— START RECORDS PROVIDED —

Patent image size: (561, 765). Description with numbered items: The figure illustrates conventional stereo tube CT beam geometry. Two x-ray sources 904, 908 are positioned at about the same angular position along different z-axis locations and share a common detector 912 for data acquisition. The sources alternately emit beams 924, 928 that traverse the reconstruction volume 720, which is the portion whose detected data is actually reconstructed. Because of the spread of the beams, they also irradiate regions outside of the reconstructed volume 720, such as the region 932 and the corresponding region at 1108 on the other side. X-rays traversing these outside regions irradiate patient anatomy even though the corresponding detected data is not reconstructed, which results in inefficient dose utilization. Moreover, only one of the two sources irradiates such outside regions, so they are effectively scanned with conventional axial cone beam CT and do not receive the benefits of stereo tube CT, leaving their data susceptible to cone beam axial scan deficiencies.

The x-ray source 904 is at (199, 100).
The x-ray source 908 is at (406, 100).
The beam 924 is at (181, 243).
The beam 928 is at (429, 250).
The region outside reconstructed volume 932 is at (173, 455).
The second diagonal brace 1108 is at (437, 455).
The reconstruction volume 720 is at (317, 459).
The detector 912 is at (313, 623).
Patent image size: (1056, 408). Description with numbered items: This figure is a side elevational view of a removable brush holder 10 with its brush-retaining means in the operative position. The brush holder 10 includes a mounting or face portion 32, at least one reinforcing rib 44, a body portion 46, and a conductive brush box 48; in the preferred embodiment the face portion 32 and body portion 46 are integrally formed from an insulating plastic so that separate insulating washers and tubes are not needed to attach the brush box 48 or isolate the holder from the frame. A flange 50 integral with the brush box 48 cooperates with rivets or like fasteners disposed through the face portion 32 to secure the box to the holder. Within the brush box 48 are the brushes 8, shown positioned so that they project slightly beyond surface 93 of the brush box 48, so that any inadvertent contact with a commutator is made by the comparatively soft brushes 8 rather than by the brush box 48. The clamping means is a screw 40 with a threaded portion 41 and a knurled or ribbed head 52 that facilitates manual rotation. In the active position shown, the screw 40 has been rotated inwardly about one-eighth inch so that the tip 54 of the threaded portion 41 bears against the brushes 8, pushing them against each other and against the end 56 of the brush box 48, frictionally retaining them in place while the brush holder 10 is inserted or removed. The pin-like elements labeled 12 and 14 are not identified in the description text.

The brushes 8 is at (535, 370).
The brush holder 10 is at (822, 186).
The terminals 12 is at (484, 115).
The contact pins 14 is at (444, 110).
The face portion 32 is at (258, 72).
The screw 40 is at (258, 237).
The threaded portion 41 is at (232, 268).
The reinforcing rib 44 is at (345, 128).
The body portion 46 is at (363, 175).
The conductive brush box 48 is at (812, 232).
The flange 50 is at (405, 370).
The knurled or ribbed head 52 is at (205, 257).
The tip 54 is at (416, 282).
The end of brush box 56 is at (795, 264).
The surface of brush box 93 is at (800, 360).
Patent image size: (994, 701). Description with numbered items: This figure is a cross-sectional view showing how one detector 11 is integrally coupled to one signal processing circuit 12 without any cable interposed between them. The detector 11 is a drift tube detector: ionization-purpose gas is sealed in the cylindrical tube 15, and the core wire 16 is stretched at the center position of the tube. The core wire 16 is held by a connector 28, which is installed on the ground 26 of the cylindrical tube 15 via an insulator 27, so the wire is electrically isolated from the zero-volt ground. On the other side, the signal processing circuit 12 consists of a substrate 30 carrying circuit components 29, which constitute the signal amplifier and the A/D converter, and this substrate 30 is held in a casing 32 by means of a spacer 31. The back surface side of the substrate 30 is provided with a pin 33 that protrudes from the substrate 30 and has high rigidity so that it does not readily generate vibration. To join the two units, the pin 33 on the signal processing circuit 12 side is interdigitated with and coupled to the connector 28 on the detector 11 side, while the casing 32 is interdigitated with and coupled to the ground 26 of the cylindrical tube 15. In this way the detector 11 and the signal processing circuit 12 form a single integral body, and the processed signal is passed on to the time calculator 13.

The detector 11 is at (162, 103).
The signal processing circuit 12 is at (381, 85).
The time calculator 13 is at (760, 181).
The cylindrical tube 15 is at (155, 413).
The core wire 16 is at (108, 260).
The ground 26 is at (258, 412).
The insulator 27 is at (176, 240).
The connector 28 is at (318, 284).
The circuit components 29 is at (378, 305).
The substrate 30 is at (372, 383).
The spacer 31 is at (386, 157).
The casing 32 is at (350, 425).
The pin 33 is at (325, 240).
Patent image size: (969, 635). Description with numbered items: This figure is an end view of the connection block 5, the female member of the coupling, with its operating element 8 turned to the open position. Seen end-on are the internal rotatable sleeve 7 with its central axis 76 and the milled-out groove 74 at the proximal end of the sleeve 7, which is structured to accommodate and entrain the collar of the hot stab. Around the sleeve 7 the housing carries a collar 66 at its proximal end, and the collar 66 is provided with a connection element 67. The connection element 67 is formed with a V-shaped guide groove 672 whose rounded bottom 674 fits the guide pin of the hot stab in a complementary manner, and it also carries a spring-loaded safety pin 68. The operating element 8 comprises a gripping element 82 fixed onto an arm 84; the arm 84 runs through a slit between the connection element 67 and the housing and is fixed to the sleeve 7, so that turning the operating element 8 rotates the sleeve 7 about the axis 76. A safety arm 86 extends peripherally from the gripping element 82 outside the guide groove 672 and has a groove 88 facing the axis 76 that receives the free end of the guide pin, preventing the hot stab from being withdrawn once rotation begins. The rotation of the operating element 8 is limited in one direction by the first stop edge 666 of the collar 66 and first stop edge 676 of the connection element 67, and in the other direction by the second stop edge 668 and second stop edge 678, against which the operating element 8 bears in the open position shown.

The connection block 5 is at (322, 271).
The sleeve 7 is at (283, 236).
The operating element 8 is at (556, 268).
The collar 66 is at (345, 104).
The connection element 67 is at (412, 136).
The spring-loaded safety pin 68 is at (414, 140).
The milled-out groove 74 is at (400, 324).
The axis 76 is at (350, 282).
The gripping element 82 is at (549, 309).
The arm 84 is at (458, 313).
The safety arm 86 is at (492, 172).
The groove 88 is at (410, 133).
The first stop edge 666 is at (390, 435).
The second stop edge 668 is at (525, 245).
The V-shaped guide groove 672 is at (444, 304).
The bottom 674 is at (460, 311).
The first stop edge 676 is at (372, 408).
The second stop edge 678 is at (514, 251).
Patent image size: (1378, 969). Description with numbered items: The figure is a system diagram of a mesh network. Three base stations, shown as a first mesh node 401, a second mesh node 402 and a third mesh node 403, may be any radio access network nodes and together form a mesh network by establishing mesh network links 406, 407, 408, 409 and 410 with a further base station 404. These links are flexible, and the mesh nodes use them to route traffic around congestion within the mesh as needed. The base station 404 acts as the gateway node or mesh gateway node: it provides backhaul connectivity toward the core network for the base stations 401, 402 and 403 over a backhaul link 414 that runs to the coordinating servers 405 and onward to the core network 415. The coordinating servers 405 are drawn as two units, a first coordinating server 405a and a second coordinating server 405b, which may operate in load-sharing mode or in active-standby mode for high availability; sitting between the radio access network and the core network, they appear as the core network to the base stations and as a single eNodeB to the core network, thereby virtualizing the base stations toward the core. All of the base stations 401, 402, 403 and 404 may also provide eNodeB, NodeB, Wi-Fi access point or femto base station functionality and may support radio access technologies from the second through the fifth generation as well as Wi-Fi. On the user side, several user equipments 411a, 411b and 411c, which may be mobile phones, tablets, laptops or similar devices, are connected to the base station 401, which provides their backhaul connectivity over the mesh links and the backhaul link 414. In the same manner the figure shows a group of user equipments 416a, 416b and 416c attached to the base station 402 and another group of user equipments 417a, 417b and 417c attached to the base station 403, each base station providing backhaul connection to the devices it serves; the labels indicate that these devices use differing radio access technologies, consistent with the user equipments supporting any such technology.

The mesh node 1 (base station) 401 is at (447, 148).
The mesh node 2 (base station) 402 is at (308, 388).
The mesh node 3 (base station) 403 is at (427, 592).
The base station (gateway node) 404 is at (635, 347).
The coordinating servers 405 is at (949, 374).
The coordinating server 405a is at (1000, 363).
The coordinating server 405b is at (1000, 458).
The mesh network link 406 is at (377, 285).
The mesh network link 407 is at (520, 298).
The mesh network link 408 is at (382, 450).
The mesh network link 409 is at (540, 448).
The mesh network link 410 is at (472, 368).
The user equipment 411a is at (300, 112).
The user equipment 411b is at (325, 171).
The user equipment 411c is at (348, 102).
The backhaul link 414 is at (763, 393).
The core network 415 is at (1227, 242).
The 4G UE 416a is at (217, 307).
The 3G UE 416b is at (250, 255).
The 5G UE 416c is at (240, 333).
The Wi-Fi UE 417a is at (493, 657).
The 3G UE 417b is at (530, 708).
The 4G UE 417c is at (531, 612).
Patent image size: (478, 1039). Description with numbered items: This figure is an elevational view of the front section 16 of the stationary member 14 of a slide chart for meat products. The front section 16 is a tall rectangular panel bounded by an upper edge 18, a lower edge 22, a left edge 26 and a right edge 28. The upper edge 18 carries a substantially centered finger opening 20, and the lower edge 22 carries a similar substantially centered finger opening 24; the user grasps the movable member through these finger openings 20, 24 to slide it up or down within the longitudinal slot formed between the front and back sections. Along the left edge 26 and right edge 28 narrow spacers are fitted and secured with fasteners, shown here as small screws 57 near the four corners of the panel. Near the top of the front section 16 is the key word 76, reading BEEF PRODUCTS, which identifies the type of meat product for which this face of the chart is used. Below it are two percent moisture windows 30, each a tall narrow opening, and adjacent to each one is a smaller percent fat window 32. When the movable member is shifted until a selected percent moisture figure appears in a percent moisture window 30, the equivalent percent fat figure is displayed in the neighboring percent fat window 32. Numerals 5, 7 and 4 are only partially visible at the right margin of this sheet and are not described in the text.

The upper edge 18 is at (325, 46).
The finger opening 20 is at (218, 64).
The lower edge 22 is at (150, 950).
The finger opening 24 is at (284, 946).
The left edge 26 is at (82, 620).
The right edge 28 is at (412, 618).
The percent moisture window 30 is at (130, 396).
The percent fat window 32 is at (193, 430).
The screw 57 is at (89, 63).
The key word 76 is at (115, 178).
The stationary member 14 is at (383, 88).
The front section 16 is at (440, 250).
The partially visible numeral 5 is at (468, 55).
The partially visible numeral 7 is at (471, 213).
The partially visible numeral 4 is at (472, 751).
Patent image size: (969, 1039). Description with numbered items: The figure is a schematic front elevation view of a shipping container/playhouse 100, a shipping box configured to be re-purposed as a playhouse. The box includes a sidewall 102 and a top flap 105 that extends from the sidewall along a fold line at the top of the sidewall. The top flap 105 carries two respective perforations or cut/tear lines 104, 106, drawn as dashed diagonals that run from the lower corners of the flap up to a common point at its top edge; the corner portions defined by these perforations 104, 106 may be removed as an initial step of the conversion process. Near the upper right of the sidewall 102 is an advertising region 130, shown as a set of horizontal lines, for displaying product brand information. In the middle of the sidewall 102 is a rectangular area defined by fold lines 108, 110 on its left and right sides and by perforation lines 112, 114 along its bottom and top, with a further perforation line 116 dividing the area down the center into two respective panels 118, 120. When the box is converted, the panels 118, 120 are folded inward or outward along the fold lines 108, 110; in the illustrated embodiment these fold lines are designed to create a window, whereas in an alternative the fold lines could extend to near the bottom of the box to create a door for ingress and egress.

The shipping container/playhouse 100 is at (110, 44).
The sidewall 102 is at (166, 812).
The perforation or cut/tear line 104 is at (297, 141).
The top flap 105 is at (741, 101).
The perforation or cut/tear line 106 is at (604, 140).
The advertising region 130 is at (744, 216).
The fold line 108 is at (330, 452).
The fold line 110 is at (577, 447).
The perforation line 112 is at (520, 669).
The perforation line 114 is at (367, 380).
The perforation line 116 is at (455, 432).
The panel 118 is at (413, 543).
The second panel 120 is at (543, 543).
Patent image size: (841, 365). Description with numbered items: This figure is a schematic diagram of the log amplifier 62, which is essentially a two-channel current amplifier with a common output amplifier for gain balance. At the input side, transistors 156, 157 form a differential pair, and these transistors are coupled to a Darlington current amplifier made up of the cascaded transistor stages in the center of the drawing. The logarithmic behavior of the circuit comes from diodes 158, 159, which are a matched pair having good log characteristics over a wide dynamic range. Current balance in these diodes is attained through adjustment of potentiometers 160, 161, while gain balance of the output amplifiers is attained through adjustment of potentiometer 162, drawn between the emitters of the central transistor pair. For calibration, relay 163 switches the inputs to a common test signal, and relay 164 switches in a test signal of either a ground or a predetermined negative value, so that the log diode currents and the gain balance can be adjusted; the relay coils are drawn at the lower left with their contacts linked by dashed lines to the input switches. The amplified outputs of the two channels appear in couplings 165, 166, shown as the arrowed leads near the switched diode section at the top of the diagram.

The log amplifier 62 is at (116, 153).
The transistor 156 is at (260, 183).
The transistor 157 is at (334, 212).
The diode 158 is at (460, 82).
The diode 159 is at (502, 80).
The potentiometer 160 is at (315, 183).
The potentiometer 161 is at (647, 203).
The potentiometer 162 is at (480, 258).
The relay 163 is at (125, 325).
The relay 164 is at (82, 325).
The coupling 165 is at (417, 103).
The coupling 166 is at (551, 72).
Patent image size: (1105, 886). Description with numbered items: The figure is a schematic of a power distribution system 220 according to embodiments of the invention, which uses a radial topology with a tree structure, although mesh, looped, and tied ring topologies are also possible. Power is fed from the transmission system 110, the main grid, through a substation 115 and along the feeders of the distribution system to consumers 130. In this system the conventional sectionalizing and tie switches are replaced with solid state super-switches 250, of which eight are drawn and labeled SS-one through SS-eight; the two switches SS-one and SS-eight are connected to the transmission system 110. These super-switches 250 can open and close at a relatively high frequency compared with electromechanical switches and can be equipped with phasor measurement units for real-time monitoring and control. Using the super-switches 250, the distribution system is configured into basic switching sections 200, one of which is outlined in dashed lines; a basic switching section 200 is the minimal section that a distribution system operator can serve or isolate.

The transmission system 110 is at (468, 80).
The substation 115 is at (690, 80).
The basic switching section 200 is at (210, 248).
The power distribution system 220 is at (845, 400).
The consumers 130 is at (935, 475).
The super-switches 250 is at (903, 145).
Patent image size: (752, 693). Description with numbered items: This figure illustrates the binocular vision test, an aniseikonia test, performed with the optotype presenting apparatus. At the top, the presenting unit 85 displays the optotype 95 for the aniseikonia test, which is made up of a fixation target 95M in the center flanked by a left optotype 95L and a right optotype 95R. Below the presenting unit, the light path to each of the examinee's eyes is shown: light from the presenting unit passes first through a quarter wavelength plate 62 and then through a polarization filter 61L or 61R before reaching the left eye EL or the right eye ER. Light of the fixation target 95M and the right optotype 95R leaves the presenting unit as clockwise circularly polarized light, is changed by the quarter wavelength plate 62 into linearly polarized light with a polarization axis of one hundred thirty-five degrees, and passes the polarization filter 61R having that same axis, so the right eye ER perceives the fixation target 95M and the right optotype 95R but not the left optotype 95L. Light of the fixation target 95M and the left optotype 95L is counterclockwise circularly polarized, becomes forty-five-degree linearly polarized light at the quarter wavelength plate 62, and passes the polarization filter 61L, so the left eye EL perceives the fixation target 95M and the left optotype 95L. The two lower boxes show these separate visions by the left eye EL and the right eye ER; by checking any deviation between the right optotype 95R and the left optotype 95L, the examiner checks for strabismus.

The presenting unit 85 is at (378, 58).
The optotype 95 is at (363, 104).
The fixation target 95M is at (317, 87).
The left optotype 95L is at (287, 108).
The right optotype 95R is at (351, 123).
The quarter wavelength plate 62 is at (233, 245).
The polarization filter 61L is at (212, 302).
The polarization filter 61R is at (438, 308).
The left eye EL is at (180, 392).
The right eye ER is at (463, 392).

— END RECORDS PROVIDED —

REQUEST: Recast the items from the start through the line containing "The detector 912 is at (313, 623)." as a Markdown table with two columns, Row and Line, skipping blank lines.

THE COMPLETED TASK:
| Row | Line |
|---|---|
| 1 | Patent image size: (561, 765). Description with numbered items: The figure illustrates conventional stereo tube CT beam geometry. Two x-ray sources 904, 908 are positioned at about the same angular position along different z-axis locations and share a common detector 912 for data acquisition. The sources alternately emit beams 924, 928 that traverse the reconstruction volume 720, which is the portion whose detected data is actually reconstructed. Because of the spread of the beams, they also irradiate regions outside of the reconstructed volume 720, such as the region 932 and the corresponding region at 1108 on the other side. X-rays traversing these outside regions irradiate patient anatomy even though the corresponding detected data is not reconstructed, which results in inefficient dose utilization. Moreover, only one of the two sources irradiates such outside regions, so they are effectively scanned with conventional axial cone beam CT and do not receive the benefits of stereo tube CT, leaving their data susceptible to cone beam axial scan deficiencies. |
| 2 | The x-ray source 904 is at (199, 100). |
| 3 | The x-ray source 908 is at (406, 100). |
| 4 | The beam 924 is at (181, 243). |
| 5 | The beam 928 is at (429, 250). |
| 6 | The region outside reconstructed volume 932 is at (173, 455). |
| 7 | The second diagonal brace 1108 is at (437, 455). |
| 8 | The reconstruction volume 720 is at (317, 459). |
| 9 | The detector 912 is at (313, 623). |